## Exercise details:
Repeat the records verbatim and leave the pictures out of your copy.

## Supplied material:
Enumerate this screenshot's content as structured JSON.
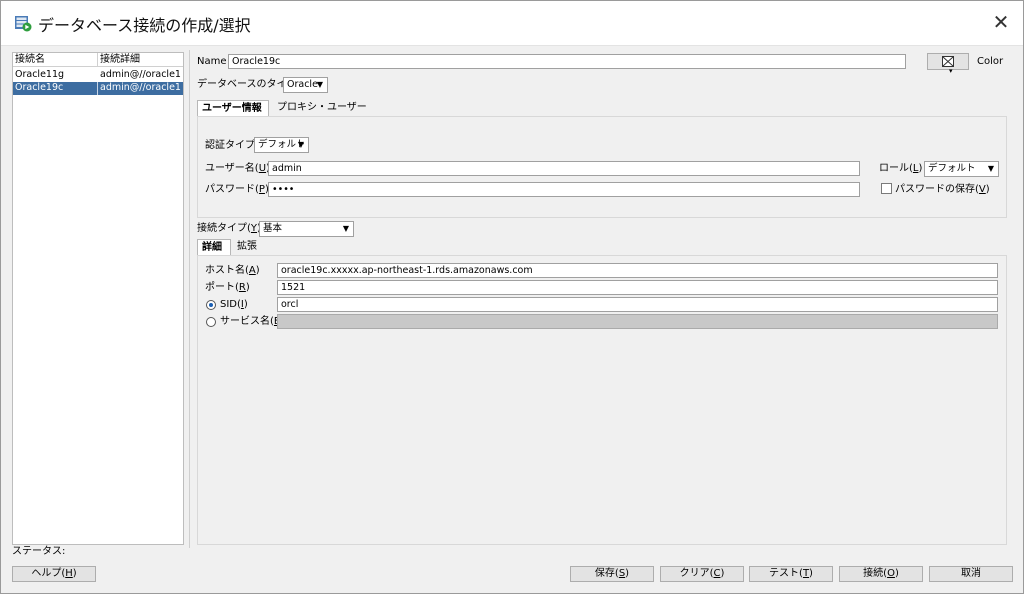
{
  "window": {
    "title": "データベース接続の作成/選択",
    "close_glyph": "✕"
  },
  "connections": {
    "headers": [
      "接続名",
      "接続詳細"
    ],
    "rows": [
      {
        "name": "Oracle11g",
        "detail": "admin@//oracle1..."
      },
      {
        "name": "Oracle19c",
        "detail": "admin@//oracle1..."
      }
    ],
    "selected_index": 1
  },
  "form": {
    "name_label": "Name",
    "name_value": "Oracle19c",
    "color_label": "Color",
    "dbtype_label": "データベースのタイプ",
    "dbtype_value": "Oracle",
    "tabs": [
      "ユーザー情報",
      "プロキシ・ユーザー"
    ],
    "auth_label": "認証タイプ",
    "auth_value": "デフォルト",
    "user_label_pre": "ユーザー名(",
    "user_label_key": "U",
    "user_label_post": ")",
    "user_value": "admin",
    "pass_label_pre": "パスワード(",
    "pass_label_key": "P",
    "pass_label_post": ")",
    "pass_value": "••••",
    "role_label_pre": "ロール(",
    "role_label_key": "L",
    "role_label_post": ")",
    "role_value": "デフォルト",
    "save_pass_pre": "パスワードの保存(",
    "save_pass_key": "V",
    "save_pass_post": ")",
    "conntype_label_pre": "接続タイプ(",
    "conntype_label_key": "Y",
    "conntype_label_post": ")",
    "conntype_value": "基本",
    "detail_tabs": [
      "詳細",
      "拡張"
    ],
    "host_label_pre": "ホスト名(",
    "host_label_key": "A",
    "host_label_post": ")",
    "host_value": "oracle19c.xxxxx.ap-northeast-1.rds.amazonaws.com",
    "port_label_pre": "ポート(",
    "port_label_key": "R",
    "port_label_post": ")",
    "port_value": "1521",
    "sid_label_pre": "SID(",
    "sid_label_key": "I",
    "sid_label_post": ")",
    "sid_value": "orcl",
    "service_label_pre": "サービス名(",
    "service_label_key": "E",
    "service_label_post": ")"
  },
  "status_label": "ステータス:",
  "buttons": {
    "help_pre": "ヘルプ(",
    "help_key": "H",
    "help_post": ")",
    "save_pre": "保存(",
    "save_key": "S",
    "save_post": ")",
    "clear_pre": "クリア(",
    "clear_key": "C",
    "clear_post": ")",
    "test_pre": "テスト(",
    "test_key": "T",
    "test_post": ")",
    "connect_pre": "接続(",
    "connect_key": "O",
    "connect_post": ")",
    "cancel": "取消"
  },
  "colors": {
    "selection": "#3d6da1",
    "accent": "#1a5fb4"
  }
}
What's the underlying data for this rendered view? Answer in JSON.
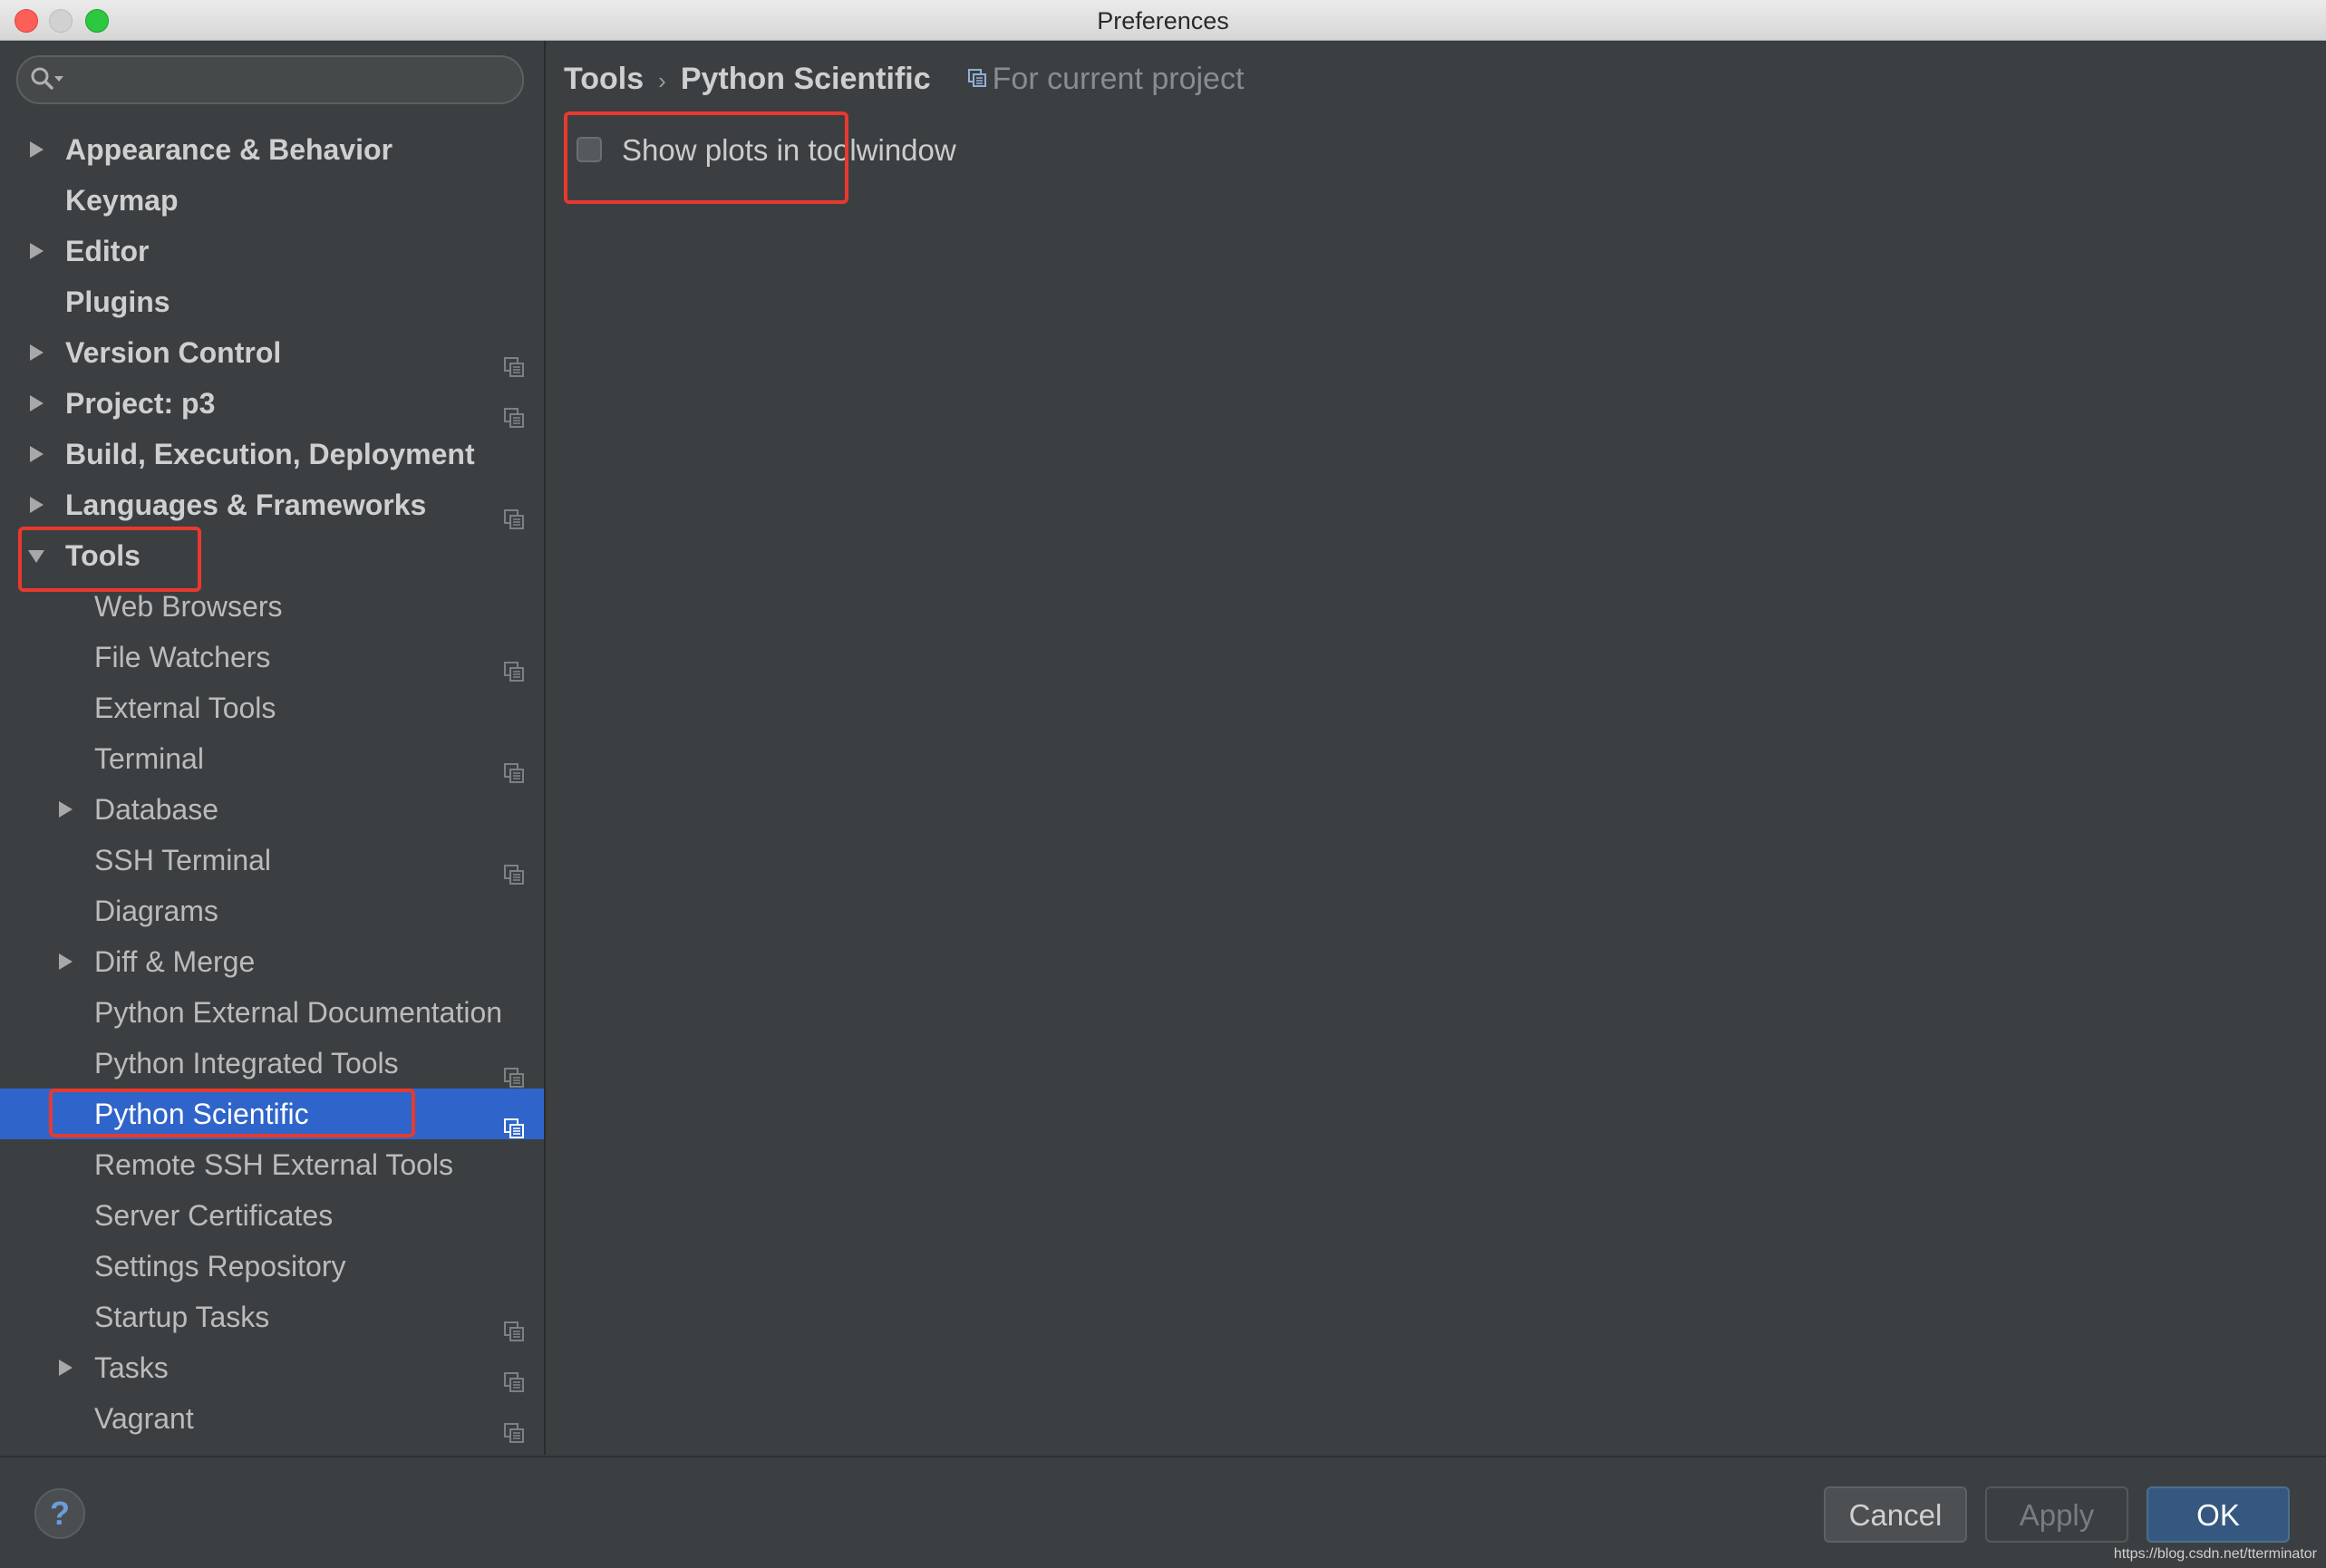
{
  "window": {
    "title": "Preferences"
  },
  "sidebar": {
    "search": {
      "value": "",
      "placeholder": ""
    },
    "items": [
      {
        "label": "Appearance & Behavior",
        "level": 0,
        "expandable": true,
        "expanded": false,
        "bold": true,
        "project_icon": false
      },
      {
        "label": "Keymap",
        "level": 0,
        "expandable": false,
        "bold": true,
        "project_icon": false
      },
      {
        "label": "Editor",
        "level": 0,
        "expandable": true,
        "expanded": false,
        "bold": true,
        "project_icon": false
      },
      {
        "label": "Plugins",
        "level": 0,
        "expandable": false,
        "bold": true,
        "project_icon": false
      },
      {
        "label": "Version Control",
        "level": 0,
        "expandable": true,
        "expanded": false,
        "bold": true,
        "project_icon": true
      },
      {
        "label": "Project: p3",
        "level": 0,
        "expandable": true,
        "expanded": false,
        "bold": true,
        "project_icon": true
      },
      {
        "label": "Build, Execution, Deployment",
        "level": 0,
        "expandable": true,
        "expanded": false,
        "bold": true,
        "project_icon": false
      },
      {
        "label": "Languages & Frameworks",
        "level": 0,
        "expandable": true,
        "expanded": false,
        "bold": true,
        "project_icon": true
      },
      {
        "label": "Tools",
        "level": 0,
        "expandable": true,
        "expanded": true,
        "bold": true,
        "project_icon": false,
        "highlighted": true
      },
      {
        "label": "Web Browsers",
        "level": 1,
        "expandable": false,
        "project_icon": false
      },
      {
        "label": "File Watchers",
        "level": 1,
        "expandable": false,
        "project_icon": true
      },
      {
        "label": "External Tools",
        "level": 1,
        "expandable": false,
        "project_icon": false
      },
      {
        "label": "Terminal",
        "level": 1,
        "expandable": false,
        "project_icon": true
      },
      {
        "label": "Database",
        "level": 1,
        "expandable": true,
        "expanded": false,
        "project_icon": false
      },
      {
        "label": "SSH Terminal",
        "level": 1,
        "expandable": false,
        "project_icon": true
      },
      {
        "label": "Diagrams",
        "level": 1,
        "expandable": false,
        "project_icon": false
      },
      {
        "label": "Diff & Merge",
        "level": 1,
        "expandable": true,
        "expanded": false,
        "project_icon": false
      },
      {
        "label": "Python External Documentation",
        "level": 1,
        "expandable": false,
        "project_icon": false
      },
      {
        "label": "Python Integrated Tools",
        "level": 1,
        "expandable": false,
        "project_icon": true
      },
      {
        "label": "Python Scientific",
        "level": 1,
        "expandable": false,
        "project_icon": true,
        "selected": true,
        "highlighted": true
      },
      {
        "label": "Remote SSH External Tools",
        "level": 1,
        "expandable": false,
        "project_icon": false
      },
      {
        "label": "Server Certificates",
        "level": 1,
        "expandable": false,
        "project_icon": false
      },
      {
        "label": "Settings Repository",
        "level": 1,
        "expandable": false,
        "project_icon": false
      },
      {
        "label": "Startup Tasks",
        "level": 1,
        "expandable": false,
        "project_icon": true
      },
      {
        "label": "Tasks",
        "level": 1,
        "expandable": true,
        "expanded": false,
        "project_icon": true
      },
      {
        "label": "Vagrant",
        "level": 1,
        "expandable": false,
        "project_icon": true
      }
    ]
  },
  "main": {
    "breadcrumb": [
      "Tools",
      "Python Scientific"
    ],
    "scope_label": "For current project",
    "options": [
      {
        "label": "Show plots in toolwindow",
        "checked": false
      }
    ]
  },
  "footer": {
    "help_label": "?",
    "cancel_label": "Cancel",
    "apply_label": "Apply",
    "ok_label": "OK"
  },
  "watermark": "https://blog.csdn.net/tterminator",
  "colors": {
    "selection": "#2f65ca",
    "highlight_box": "#e8392e",
    "ok_button": "#365880"
  }
}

## Solution below:
Enumerate this screenshot's content as structured JSON.
{
  "window": {
    "title": "データベース接続の作成/選択",
    "close_glyph": "✕"
  },
  "connections": {
    "headers": [
      "接続名",
      "接続詳細"
    ],
    "rows": [
      {
        "name": "Oracle11g",
        "detail": "admin@//oracle1..."
      },
      {
        "name": "Oracle19c",
        "detail": "admin@//oracle1..."
      }
    ],
    "selected_index": 1
  },
  "form": {
    "name_label": "Name",
    "name_value": "Oracle19c",
    "color_label": "Color",
    "dbtype_label": "データベースのタイプ",
    "dbtype_value": "Oracle",
    "tabs": [
      "ユーザー情報",
      "プロキシ・ユーザー"
    ],
    "auth_label": "認証タイプ",
    "auth_value": "デフォルト",
    "user_label_pre": "ユーザー名(",
    "user_label_key": "U",
    "user_label_post": ")",
    "user_value": "admin",
    "pass_label_pre": "パスワード(",
    "pass_label_key": "P",
    "pass_label_post": ")",
    "pass_value": "••••",
    "role_label_pre": "ロール(",
    "role_label_key": "L",
    "role_label_post": ")",
    "role_value": "デフォルト",
    "save_pass_pre": "パスワードの保存(",
    "save_pass_key": "V",
    "save_pass_post": ")",
    "conntype_label_pre": "接続タイプ(",
    "conntype_label_key": "Y",
    "conntype_label_post": ")",
    "conntype_value": "基本",
    "detail_tabs": [
      "詳細",
      "拡張"
    ],
    "host_label_pre": "ホスト名(",
    "host_label_key": "A",
    "host_label_post": ")",
    "host_value": "oracle19c.xxxxx.ap-northeast-1.rds.amazonaws.com",
    "port_label_pre": "ポート(",
    "port_label_key": "R",
    "port_label_post": ")",
    "port_value": "1521",
    "sid_label_pre": "SID(",
    "sid_label_key": "I",
    "sid_label_post": ")",
    "sid_value": "orcl",
    "service_label_pre": "サービス名(",
    "service_label_key": "E",
    "service_label_post": ")"
  },
  "status_label": "ステータス:",
  "buttons": {
    "help_pre": "ヘルプ(",
    "help_key": "H",
    "help_post": ")",
    "save_pre": "保存(",
    "save_key": "S",
    "save_post": ")",
    "clear_pre": "クリア(",
    "clear_key": "C",
    "clear_post": ")",
    "test_pre": "テスト(",
    "test_key": "T",
    "test_post": ")",
    "connect_pre": "接続(",
    "connect_key": "O",
    "connect_post": ")",
    "cancel": "取消"
  },
  "colors": {
    "selection": "#3d6da1",
    "accent": "#1a5fb4"
  }
}
What's the underlying data for this rendered view? Answer in JSON.
{
  "window": {
    "title": "Preferences"
  },
  "sidebar": {
    "search": {
      "value": "",
      "placeholder": ""
    },
    "items": [
      {
        "label": "Appearance & Behavior",
        "level": 0,
        "expandable": true,
        "expanded": false,
        "bold": true,
        "project_icon": false
      },
      {
        "label": "Keymap",
        "level": 0,
        "expandable": false,
        "bold": true,
        "project_icon": false
      },
      {
        "label": "Editor",
        "level": 0,
        "expandable": true,
        "expanded": false,
        "bold": true,
        "project_icon": false
      },
      {
        "label": "Plugins",
        "level": 0,
        "expandable": false,
        "bold": true,
        "project_icon": false
      },
      {
        "label": "Version Control",
        "level": 0,
        "expandable": true,
        "expanded": false,
        "bold": true,
        "project_icon": true
      },
      {
        "label": "Project: p3",
        "level": 0,
        "expandable": true,
        "expanded": false,
        "bold": true,
        "project_icon": true
      },
      {
        "label": "Build, Execution, Deployment",
        "level": 0,
        "expandable": true,
        "expanded": false,
        "bold": true,
        "project_icon": false
      },
      {
        "label": "Languages & Frameworks",
        "level": 0,
        "expandable": true,
        "expanded": false,
        "bold": true,
        "project_icon": true
      },
      {
        "label": "Tools",
        "level": 0,
        "expandable": true,
        "expanded": true,
        "bold": true,
        "project_icon": false,
        "highlighted": true
      },
      {
        "label": "Web Browsers",
        "level": 1,
        "expandable": false,
        "project_icon": false
      },
      {
        "label": "File Watchers",
        "level": 1,
        "expandable": false,
        "project_icon": true
      },
      {
        "label": "External Tools",
        "level": 1,
        "expandable": false,
        "project_icon": false
      },
      {
        "label": "Terminal",
        "level": 1,
        "expandable": false,
        "project_icon": true
      },
      {
        "label": "Database",
        "level": 1,
        "expandable": true,
        "expanded": false,
        "project_icon": false
      },
      {
        "label": "SSH Terminal",
        "level": 1,
        "expandable": false,
        "project_icon": true
      },
      {
        "label": "Diagrams",
        "level": 1,
        "expandable": false,
        "project_icon": false
      },
      {
        "label": "Diff & Merge",
        "level": 1,
        "expandable": true,
        "expanded": false,
        "project_icon": false
      },
      {
        "label": "Python External Documentation",
        "level": 1,
        "expandable": false,
        "project_icon": false
      },
      {
        "label": "Python Integrated Tools",
        "level": 1,
        "expandable": false,
        "project_icon": true
      },
      {
        "label": "Python Scientific",
        "level": 1,
        "expandable": false,
        "project_icon": true,
        "selected": true,
        "highlighted": true
      },
      {
        "label": "Remote SSH External Tools",
        "level": 1,
        "expandable": false,
        "project_icon": false
      },
      {
        "label": "Server Certificates",
        "level": 1,
        "expandable": false,
        "project_icon": false
      },
      {
        "label": "Settings Repository",
        "level": 1,
        "expandable": false,
        "project_icon": false
      },
      {
        "label": "Startup Tasks",
        "level": 1,
        "expandable": false,
        "project_icon": true
      },
      {
        "label": "Tasks",
        "level": 1,
        "expandable": true,
        "expanded": false,
        "project_icon": true
      },
      {
        "label": "Vagrant",
        "level": 1,
        "expandable": false,
        "project_icon": true
      }
    ]
  },
  "main": {
    "breadcrumb": [
      "Tools",
      "Python Scientific"
    ],
    "scope_label": "For current project",
    "options": [
      {
        "label": "Show plots in toolwindow",
        "checked": false
      }
    ]
  },
  "footer": {
    "help_label": "?",
    "cancel_label": "Cancel",
    "apply_label": "Apply",
    "ok_label": "OK"
  },
  "watermark": "https://blog.csdn.net/tterminator",
  "colors": {
    "selection": "#2f65ca",
    "highlight_box": "#e8392e",
    "ok_button": "#365880"
  }
}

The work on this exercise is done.